__Task directions__:
Here are records with pictures in them. Copy all of them exactly and leave the pictures out.

__Data for processing__:

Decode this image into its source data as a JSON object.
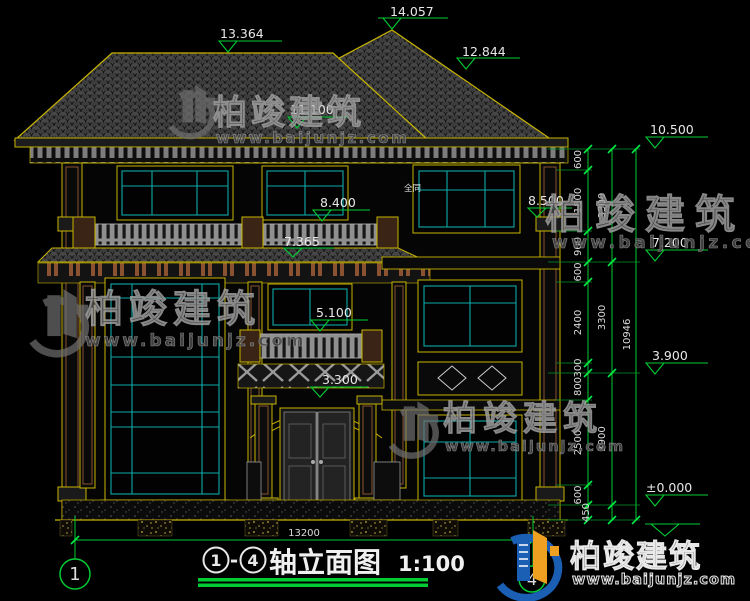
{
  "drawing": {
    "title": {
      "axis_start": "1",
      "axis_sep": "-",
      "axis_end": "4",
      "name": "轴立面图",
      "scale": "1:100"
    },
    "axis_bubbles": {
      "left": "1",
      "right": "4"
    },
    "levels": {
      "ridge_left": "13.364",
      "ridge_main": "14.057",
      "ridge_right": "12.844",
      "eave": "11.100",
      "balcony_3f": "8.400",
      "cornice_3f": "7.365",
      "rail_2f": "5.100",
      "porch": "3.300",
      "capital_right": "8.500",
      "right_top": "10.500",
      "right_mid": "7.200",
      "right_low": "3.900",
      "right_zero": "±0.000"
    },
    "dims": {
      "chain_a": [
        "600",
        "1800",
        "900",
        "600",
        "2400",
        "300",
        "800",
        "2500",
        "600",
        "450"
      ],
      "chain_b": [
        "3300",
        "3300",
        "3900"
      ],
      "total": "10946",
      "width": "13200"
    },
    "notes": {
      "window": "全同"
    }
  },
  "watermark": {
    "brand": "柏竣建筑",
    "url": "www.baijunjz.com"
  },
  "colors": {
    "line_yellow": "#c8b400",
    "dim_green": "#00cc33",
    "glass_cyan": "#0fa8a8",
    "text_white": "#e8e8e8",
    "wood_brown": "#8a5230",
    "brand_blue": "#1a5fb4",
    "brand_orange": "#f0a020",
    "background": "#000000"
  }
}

__Exercise answer__:
Decode this image into its source data as a JSON object.
{
  "drawing": {
    "title": {
      "axis_start": "1",
      "axis_sep": "-",
      "axis_end": "4",
      "name": "轴立面图",
      "scale": "1:100"
    },
    "axis_bubbles": {
      "left": "1",
      "right": "4"
    },
    "levels": {
      "ridge_left": "13.364",
      "ridge_main": "14.057",
      "ridge_right": "12.844",
      "eave": "11.100",
      "balcony_3f": "8.400",
      "cornice_3f": "7.365",
      "rail_2f": "5.100",
      "porch": "3.300",
      "capital_right": "8.500",
      "right_top": "10.500",
      "right_mid": "7.200",
      "right_low": "3.900",
      "right_zero": "±0.000"
    },
    "dims": {
      "chain_a": [
        "600",
        "1800",
        "900",
        "600",
        "2400",
        "300",
        "800",
        "2500",
        "600",
        "450"
      ],
      "chain_b": [
        "3300",
        "3300",
        "3900"
      ],
      "total": "10946",
      "width": "13200"
    },
    "notes": {
      "window": "全同"
    }
  },
  "watermark": {
    "brand": "柏竣建筑",
    "url": "www.baijunjz.com"
  },
  "colors": {
    "line_yellow": "#c8b400",
    "dim_green": "#00cc33",
    "glass_cyan": "#0fa8a8",
    "text_white": "#e8e8e8",
    "wood_brown": "#8a5230",
    "brand_blue": "#1a5fb4",
    "brand_orange": "#f0a020",
    "background": "#000000"
  }
}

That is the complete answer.